Check every line of the material below for the string "JSON", and return the ones that have it.

## DATASET:
***
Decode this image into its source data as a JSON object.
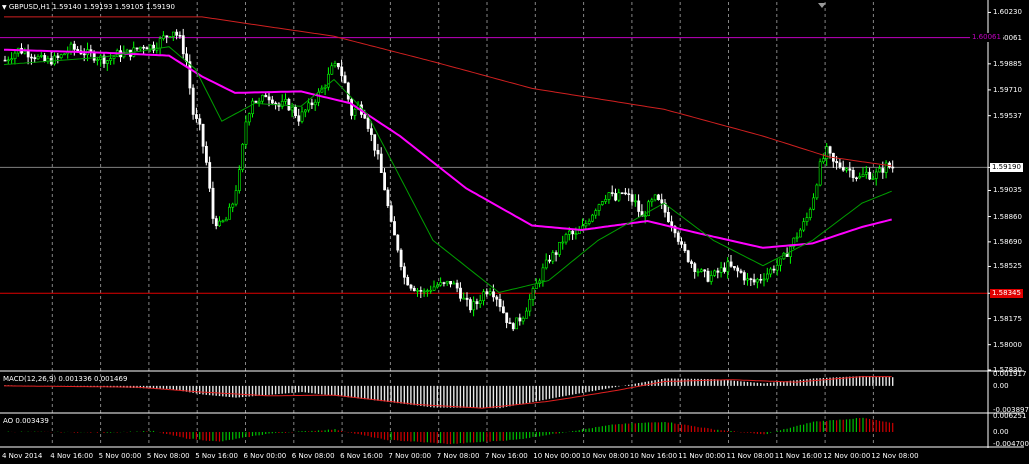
{
  "main_panel": {
    "symbol_label": "GBPUSD,H1",
    "ohlc": "1.59140 1.59193 1.59105 1.59190",
    "price_labels": [
      "1.60230",
      "1.60061",
      "1.59885",
      "1.59710",
      "1.59537",
      "1.59190",
      "1.59035",
      "1.58860",
      "1.58690",
      "1.58525",
      "1.58345",
      "1.58175",
      "1.58000",
      "1.57830"
    ],
    "current_price_tag": "1.59190",
    "upper_line_tag": "1.60061",
    "lower_line_tag": "1.58345",
    "colors": {
      "bull": "#00ff00",
      "bear": "#ffffff",
      "ma_fast": "#00a000",
      "ma_mid": "#ff00ff",
      "ma_slow": "#d02020",
      "hline_upper": "#c000c0",
      "hline_lower": "#e00000",
      "price_line": "#808080"
    }
  },
  "macd_panel": {
    "label": "MACD(12,26,9) 0.001336 0.001469",
    "scale_labels": [
      "0.001917",
      "0.00",
      "-0.003897"
    ]
  },
  "ao_panel": {
    "label": "AO 0.003439",
    "scale_labels": [
      "0.006251",
      "0.00",
      "-0.004700"
    ]
  },
  "time_axis": {
    "labels": [
      "4 Nov 2014",
      "4 Nov 16:00",
      "5 Nov 00:00",
      "5 Nov 08:00",
      "5 Nov 16:00",
      "6 Nov 00:00",
      "6 Nov 08:00",
      "6 Nov 16:00",
      "7 Nov 00:00",
      "7 Nov 08:00",
      "7 Nov 16:00",
      "10 Nov 00:00",
      "10 Nov 08:00",
      "10 Nov 16:00",
      "11 Nov 00:00",
      "11 Nov 08:00",
      "11 Nov 16:00",
      "12 Nov 00:00",
      "12 Nov 08:00"
    ]
  },
  "chart_data": {
    "type": "candlestick",
    "symbol": "GBPUSD",
    "timeframe": "H1",
    "ylim": [
      1.5783,
      1.603
    ],
    "horizontal_lines": [
      1.60061,
      1.58345
    ],
    "current_price": 1.5919,
    "close_path": [
      [
        0,
        1.5991
      ],
      [
        4,
        1.5998
      ],
      [
        8,
        1.5995
      ],
      [
        12,
        1.599
      ],
      [
        16,
        1.5992
      ],
      [
        20,
        1.5999
      ],
      [
        24,
        1.5996
      ],
      [
        28,
        1.5993
      ],
      [
        31,
        1.5991
      ],
      [
        34,
        1.5995
      ],
      [
        38,
        1.5996
      ],
      [
        42,
        1.6001
      ],
      [
        45,
        1.6
      ],
      [
        48,
        1.6006
      ],
      [
        51,
        1.6011
      ],
      [
        53,
        1.6005
      ],
      [
        55,
        1.599
      ],
      [
        57,
        1.5955
      ],
      [
        59,
        1.5945
      ],
      [
        61,
        1.5922
      ],
      [
        63,
        1.5885
      ],
      [
        65,
        1.588
      ],
      [
        67,
        1.5884
      ],
      [
        69,
        1.5895
      ],
      [
        71,
        1.5915
      ],
      [
        73,
        1.595
      ],
      [
        75,
        1.5965
      ],
      [
        77,
        1.5962
      ],
      [
        79,
        1.5968
      ],
      [
        81,
        1.5965
      ],
      [
        83,
        1.596
      ],
      [
        85,
        1.5962
      ],
      [
        87,
        1.5958
      ],
      [
        89,
        1.5952
      ],
      [
        91,
        1.5957
      ],
      [
        93,
        1.5962
      ],
      [
        95,
        1.5968
      ],
      [
        97,
        1.5975
      ],
      [
        99,
        1.5985
      ],
      [
        101,
        1.5988
      ],
      [
        103,
        1.5975
      ],
      [
        105,
        1.5955
      ],
      [
        107,
        1.596
      ],
      [
        109,
        1.5955
      ],
      [
        111,
        1.594
      ],
      [
        113,
        1.5925
      ],
      [
        115,
        1.5905
      ],
      [
        117,
        1.588
      ],
      [
        119,
        1.5865
      ],
      [
        121,
        1.5845
      ],
      [
        123,
        1.584
      ],
      [
        125,
        1.5837
      ],
      [
        127,
        1.5835
      ],
      [
        129,
        1.5838
      ],
      [
        131,
        1.584
      ],
      [
        133,
        1.584
      ],
      [
        135,
        1.5842
      ],
      [
        137,
        1.5838
      ],
      [
        139,
        1.583
      ],
      [
        141,
        1.5825
      ],
      [
        143,
        1.5828
      ],
      [
        145,
        1.5835
      ],
      [
        147,
        1.5838
      ],
      [
        149,
        1.5832
      ],
      [
        151,
        1.5822
      ],
      [
        153,
        1.5812
      ],
      [
        155,
        1.5815
      ],
      [
        157,
        1.582
      ],
      [
        159,
        1.583
      ],
      [
        161,
        1.584
      ],
      [
        163,
        1.585
      ],
      [
        165,
        1.5858
      ],
      [
        167,
        1.5862
      ],
      [
        169,
        1.587
      ],
      [
        171,
        1.5875
      ],
      [
        173,
        1.5873
      ],
      [
        175,
        1.5878
      ],
      [
        177,
        1.5885
      ],
      [
        179,
        1.5892
      ],
      [
        181,
        1.5898
      ],
      [
        183,
        1.5902
      ],
      [
        185,
        1.5897
      ],
      [
        187,
        1.5902
      ],
      [
        189,
        1.5899
      ],
      [
        191,
        1.5895
      ],
      [
        193,
        1.5885
      ],
      [
        195,
        1.5893
      ],
      [
        197,
        1.5898
      ],
      [
        199,
        1.5893
      ],
      [
        201,
        1.5885
      ],
      [
        203,
        1.5878
      ],
      [
        205,
        1.5865
      ],
      [
        207,
        1.5858
      ],
      [
        209,
        1.5852
      ],
      [
        211,
        1.5848
      ],
      [
        213,
        1.5845
      ],
      [
        215,
        1.5847
      ],
      [
        217,
        1.585
      ],
      [
        219,
        1.5853
      ],
      [
        221,
        1.585
      ],
      [
        223,
        1.5848
      ],
      [
        225,
        1.5843
      ],
      [
        227,
        1.5842
      ],
      [
        229,
        1.5845
      ],
      [
        231,
        1.5848
      ],
      [
        233,
        1.5852
      ],
      [
        235,
        1.5855
      ],
      [
        237,
        1.5862
      ],
      [
        239,
        1.587
      ],
      [
        241,
        1.5877
      ],
      [
        243,
        1.5885
      ],
      [
        245,
        1.59
      ],
      [
        247,
        1.592
      ],
      [
        249,
        1.593
      ],
      [
        251,
        1.5922
      ],
      [
        253,
        1.592
      ],
      [
        255,
        1.5919
      ],
      [
        257,
        1.5915
      ],
      [
        259,
        1.5912
      ],
      [
        261,
        1.5915
      ],
      [
        263,
        1.5913
      ],
      [
        265,
        1.5916
      ],
      [
        267,
        1.592
      ],
      [
        269,
        1.5919
      ]
    ],
    "ma_fast": [
      [
        0,
        1.5988
      ],
      [
        30,
        1.5993
      ],
      [
        50,
        1.6
      ],
      [
        58,
        1.5985
      ],
      [
        66,
        1.595
      ],
      [
        76,
        1.5962
      ],
      [
        90,
        1.596
      ],
      [
        100,
        1.5978
      ],
      [
        110,
        1.5955
      ],
      [
        130,
        1.587
      ],
      [
        150,
        1.5835
      ],
      [
        165,
        1.5843
      ],
      [
        180,
        1.587
      ],
      [
        200,
        1.5895
      ],
      [
        215,
        1.587
      ],
      [
        230,
        1.5853
      ],
      [
        245,
        1.587
      ],
      [
        260,
        1.5895
      ],
      [
        269,
        1.5903
      ]
    ],
    "ma_mid": [
      [
        0,
        1.5998
      ],
      [
        30,
        1.5996
      ],
      [
        50,
        1.5994
      ],
      [
        60,
        1.598
      ],
      [
        70,
        1.5969
      ],
      [
        90,
        1.597
      ],
      [
        105,
        1.5962
      ],
      [
        120,
        1.594
      ],
      [
        140,
        1.5905
      ],
      [
        160,
        1.588
      ],
      [
        175,
        1.5877
      ],
      [
        195,
        1.5883
      ],
      [
        210,
        1.5875
      ],
      [
        230,
        1.5865
      ],
      [
        245,
        1.5868
      ],
      [
        260,
        1.5879
      ],
      [
        269,
        1.5884
      ]
    ],
    "ma_slow": [
      [
        0,
        1.602
      ],
      [
        60,
        1.602
      ],
      [
        100,
        1.6007
      ],
      [
        130,
        1.599
      ],
      [
        160,
        1.5972
      ],
      [
        200,
        1.5958
      ],
      [
        230,
        1.594
      ],
      [
        250,
        1.5926
      ],
      [
        269,
        1.592
      ]
    ],
    "macd_hist": [
      [
        0,
        0.0001
      ],
      [
        30,
        -0.0002
      ],
      [
        50,
        -0.0005
      ],
      [
        60,
        -0.0014
      ],
      [
        70,
        -0.0019
      ],
      [
        90,
        -0.001
      ],
      [
        110,
        -0.0022
      ],
      [
        130,
        -0.0035
      ],
      [
        150,
        -0.0036
      ],
      [
        170,
        -0.0016
      ],
      [
        185,
        -0.0002
      ],
      [
        200,
        0.0012
      ],
      [
        215,
        0.0011
      ],
      [
        230,
        0.0004
      ],
      [
        245,
        0.0012
      ],
      [
        260,
        0.0016
      ],
      [
        269,
        0.0014
      ]
    ],
    "macd_signal": [
      [
        0,
        0.0
      ],
      [
        40,
        -0.0002
      ],
      [
        60,
        -0.001
      ],
      [
        80,
        -0.0016
      ],
      [
        100,
        -0.0015
      ],
      [
        125,
        -0.003
      ],
      [
        145,
        -0.0036
      ],
      [
        165,
        -0.0025
      ],
      [
        185,
        -0.0008
      ],
      [
        200,
        0.0007
      ],
      [
        220,
        0.001
      ],
      [
        240,
        0.0006
      ],
      [
        260,
        0.0015
      ],
      [
        269,
        0.0015
      ]
    ],
    "ao_values": [
      [
        0,
        0.0001
      ],
      [
        30,
        -0.0002
      ],
      [
        45,
        0.0003
      ],
      [
        55,
        -0.0025
      ],
      [
        65,
        -0.0038
      ],
      [
        80,
        -0.0006
      ],
      [
        100,
        0.001
      ],
      [
        115,
        -0.003
      ],
      [
        135,
        -0.0047
      ],
      [
        155,
        -0.003
      ],
      [
        170,
        0.0
      ],
      [
        185,
        0.003
      ],
      [
        200,
        0.004
      ],
      [
        215,
        0.001
      ],
      [
        230,
        -0.001
      ],
      [
        245,
        0.004
      ],
      [
        260,
        0.0055
      ],
      [
        269,
        0.0034
      ]
    ]
  }
}
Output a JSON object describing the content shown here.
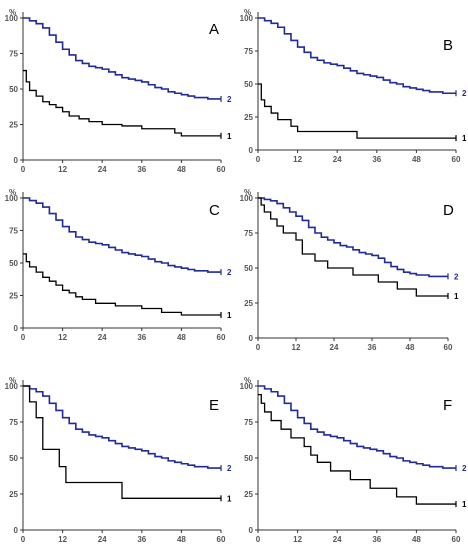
***
## OUTPUT OF THE EXERCISE:
Decode this image into its source data as a JSON object.
Output a JSON object describing the content shown here.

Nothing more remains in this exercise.